__Problem description__
Your answer should be a single number: the count of lines in the records below containing the word "докторский".

※

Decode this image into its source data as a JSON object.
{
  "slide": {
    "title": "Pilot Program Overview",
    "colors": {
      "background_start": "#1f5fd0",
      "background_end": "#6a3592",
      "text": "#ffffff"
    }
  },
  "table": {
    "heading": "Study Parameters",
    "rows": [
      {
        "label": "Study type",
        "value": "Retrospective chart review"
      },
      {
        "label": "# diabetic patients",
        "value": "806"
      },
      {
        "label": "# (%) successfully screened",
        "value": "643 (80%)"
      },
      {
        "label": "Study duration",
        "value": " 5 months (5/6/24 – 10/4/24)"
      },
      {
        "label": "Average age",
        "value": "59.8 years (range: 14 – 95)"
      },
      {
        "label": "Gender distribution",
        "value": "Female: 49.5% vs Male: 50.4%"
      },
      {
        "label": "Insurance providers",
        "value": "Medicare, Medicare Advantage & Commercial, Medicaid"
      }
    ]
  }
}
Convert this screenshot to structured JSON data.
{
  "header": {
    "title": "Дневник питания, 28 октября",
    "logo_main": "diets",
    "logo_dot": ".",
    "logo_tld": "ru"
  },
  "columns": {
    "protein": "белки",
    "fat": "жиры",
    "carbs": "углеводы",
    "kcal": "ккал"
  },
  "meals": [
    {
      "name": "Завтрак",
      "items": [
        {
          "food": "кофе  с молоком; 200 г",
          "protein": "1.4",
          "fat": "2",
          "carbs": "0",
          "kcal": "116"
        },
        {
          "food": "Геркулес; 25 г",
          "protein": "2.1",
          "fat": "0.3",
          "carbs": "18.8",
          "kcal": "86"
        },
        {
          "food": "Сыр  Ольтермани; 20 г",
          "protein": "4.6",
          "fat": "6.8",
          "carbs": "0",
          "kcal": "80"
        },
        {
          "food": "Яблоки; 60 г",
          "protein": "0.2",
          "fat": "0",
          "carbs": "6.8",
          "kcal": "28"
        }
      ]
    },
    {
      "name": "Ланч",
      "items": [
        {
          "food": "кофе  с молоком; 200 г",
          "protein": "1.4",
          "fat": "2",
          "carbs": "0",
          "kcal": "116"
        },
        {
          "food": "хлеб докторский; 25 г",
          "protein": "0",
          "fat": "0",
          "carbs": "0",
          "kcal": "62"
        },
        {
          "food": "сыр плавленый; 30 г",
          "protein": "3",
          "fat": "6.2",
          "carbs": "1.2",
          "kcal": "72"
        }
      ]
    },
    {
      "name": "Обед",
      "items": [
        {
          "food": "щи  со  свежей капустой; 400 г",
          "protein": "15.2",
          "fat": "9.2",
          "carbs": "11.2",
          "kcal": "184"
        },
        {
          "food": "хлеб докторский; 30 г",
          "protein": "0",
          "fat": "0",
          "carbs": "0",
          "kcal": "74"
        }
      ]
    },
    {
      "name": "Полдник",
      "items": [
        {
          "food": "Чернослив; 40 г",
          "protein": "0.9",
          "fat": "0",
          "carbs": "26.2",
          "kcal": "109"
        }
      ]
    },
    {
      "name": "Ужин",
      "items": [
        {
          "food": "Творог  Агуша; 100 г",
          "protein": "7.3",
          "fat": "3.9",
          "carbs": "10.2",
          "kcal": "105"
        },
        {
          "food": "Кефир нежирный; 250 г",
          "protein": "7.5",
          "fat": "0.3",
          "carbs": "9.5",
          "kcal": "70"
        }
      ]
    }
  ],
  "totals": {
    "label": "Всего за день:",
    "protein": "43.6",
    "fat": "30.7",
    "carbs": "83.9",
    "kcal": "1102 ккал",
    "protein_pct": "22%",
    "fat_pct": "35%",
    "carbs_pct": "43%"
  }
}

※

__Result__
2